__EXERCISE DIRECTIONS__.
Count how many lines hold the string "platform". Give that number alone.

__LISTED RECORDS__.
━━━
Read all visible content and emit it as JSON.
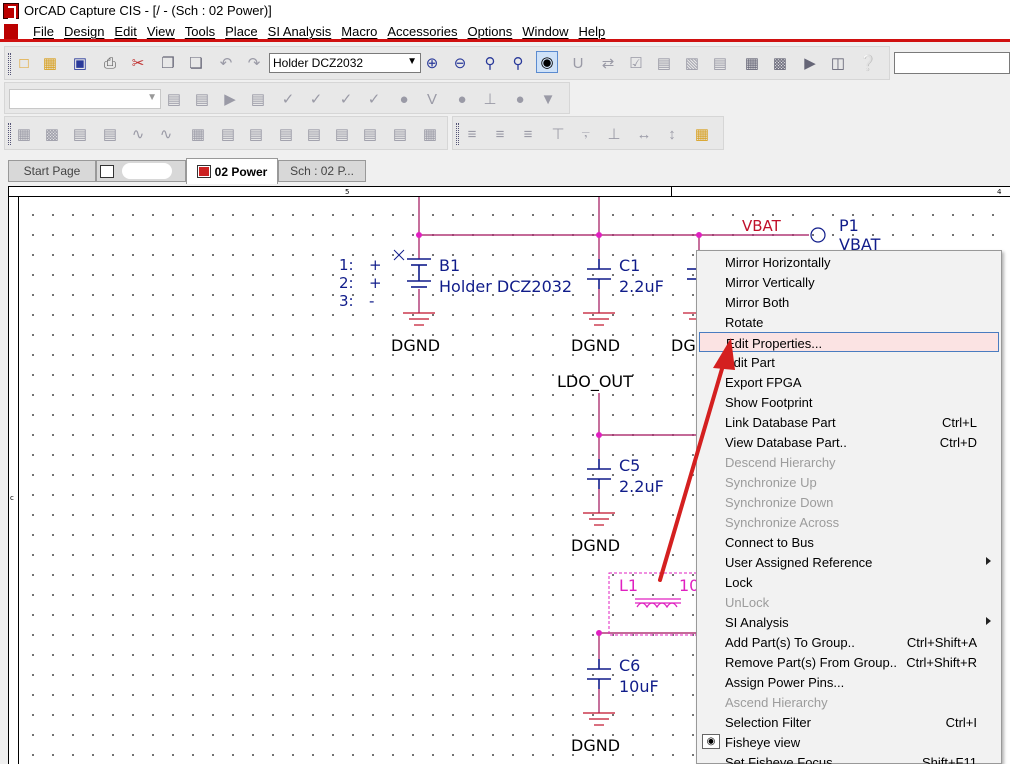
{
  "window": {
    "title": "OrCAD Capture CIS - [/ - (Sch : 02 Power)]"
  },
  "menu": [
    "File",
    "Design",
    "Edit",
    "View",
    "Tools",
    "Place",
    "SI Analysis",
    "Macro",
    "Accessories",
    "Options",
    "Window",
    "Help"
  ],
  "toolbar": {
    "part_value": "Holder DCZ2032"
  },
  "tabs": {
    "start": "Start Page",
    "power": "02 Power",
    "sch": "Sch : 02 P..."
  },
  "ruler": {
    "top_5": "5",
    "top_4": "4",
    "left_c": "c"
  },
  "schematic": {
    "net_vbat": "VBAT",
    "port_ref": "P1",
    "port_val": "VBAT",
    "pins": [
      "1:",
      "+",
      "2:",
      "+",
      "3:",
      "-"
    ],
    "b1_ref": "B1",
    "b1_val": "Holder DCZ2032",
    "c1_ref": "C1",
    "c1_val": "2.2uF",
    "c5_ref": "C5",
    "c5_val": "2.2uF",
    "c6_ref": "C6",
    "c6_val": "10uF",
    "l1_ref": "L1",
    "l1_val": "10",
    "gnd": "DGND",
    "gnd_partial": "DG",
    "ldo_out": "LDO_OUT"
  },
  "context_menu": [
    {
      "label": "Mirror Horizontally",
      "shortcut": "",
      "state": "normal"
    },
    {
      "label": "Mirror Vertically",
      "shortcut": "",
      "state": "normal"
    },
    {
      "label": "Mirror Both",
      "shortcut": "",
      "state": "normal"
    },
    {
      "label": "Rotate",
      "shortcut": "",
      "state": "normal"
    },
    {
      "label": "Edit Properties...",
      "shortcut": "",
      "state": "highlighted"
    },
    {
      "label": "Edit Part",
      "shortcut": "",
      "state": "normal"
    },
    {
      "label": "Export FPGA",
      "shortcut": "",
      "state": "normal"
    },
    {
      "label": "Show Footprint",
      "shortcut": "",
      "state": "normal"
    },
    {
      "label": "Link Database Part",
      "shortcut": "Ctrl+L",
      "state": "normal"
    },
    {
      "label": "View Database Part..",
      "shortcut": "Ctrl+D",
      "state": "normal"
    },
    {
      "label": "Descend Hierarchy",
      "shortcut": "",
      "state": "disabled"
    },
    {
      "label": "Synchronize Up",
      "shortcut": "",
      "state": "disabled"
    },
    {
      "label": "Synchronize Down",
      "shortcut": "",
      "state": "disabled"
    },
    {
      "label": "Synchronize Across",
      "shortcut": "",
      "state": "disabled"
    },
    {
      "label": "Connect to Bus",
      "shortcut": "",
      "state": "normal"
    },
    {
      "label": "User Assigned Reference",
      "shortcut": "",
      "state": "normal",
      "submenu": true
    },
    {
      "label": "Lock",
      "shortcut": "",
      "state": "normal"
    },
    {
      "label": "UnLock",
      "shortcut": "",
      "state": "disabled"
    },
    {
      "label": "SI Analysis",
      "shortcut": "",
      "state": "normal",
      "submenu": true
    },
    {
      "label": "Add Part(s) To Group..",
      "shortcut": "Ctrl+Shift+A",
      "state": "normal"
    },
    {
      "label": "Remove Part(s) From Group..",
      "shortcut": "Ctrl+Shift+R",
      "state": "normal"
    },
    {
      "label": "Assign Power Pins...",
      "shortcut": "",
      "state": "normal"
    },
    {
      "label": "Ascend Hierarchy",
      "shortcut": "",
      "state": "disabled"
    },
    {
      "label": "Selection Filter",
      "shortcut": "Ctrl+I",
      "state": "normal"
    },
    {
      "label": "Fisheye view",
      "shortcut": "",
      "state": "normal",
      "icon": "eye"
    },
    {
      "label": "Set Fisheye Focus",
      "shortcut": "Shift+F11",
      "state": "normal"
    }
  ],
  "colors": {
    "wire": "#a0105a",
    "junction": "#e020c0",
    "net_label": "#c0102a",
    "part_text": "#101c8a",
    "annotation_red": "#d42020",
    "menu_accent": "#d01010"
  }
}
━━━
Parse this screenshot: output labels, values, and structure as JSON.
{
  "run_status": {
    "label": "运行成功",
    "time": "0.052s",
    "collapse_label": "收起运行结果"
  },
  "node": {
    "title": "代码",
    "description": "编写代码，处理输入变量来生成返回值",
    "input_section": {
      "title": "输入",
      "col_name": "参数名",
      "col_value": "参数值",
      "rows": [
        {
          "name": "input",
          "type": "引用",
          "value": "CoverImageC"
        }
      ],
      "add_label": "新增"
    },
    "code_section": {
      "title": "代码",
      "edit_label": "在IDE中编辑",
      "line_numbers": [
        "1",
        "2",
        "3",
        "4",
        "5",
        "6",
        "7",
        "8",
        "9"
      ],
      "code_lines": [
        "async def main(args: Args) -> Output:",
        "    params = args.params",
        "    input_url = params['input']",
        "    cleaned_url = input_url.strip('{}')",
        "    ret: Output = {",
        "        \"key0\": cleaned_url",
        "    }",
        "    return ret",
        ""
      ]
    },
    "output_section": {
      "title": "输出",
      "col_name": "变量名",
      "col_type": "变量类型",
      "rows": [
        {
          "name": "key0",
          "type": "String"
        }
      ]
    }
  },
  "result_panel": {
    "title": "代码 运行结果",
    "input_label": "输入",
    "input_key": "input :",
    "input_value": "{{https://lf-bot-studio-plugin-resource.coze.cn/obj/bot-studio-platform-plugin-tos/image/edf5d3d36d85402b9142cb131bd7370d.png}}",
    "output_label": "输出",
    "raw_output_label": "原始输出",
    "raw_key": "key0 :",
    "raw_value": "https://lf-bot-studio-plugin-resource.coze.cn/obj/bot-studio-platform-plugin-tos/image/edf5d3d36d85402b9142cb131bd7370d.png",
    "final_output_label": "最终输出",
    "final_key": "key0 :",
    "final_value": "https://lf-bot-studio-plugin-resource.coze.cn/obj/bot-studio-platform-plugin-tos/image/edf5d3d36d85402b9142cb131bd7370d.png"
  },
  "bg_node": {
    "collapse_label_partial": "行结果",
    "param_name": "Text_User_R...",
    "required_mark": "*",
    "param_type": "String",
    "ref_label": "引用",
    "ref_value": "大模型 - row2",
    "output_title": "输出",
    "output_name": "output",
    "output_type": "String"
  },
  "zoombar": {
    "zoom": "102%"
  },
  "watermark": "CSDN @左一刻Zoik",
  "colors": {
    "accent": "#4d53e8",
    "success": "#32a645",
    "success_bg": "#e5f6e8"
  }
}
━━━
__RESULT OF THIS EXERCISE__.
3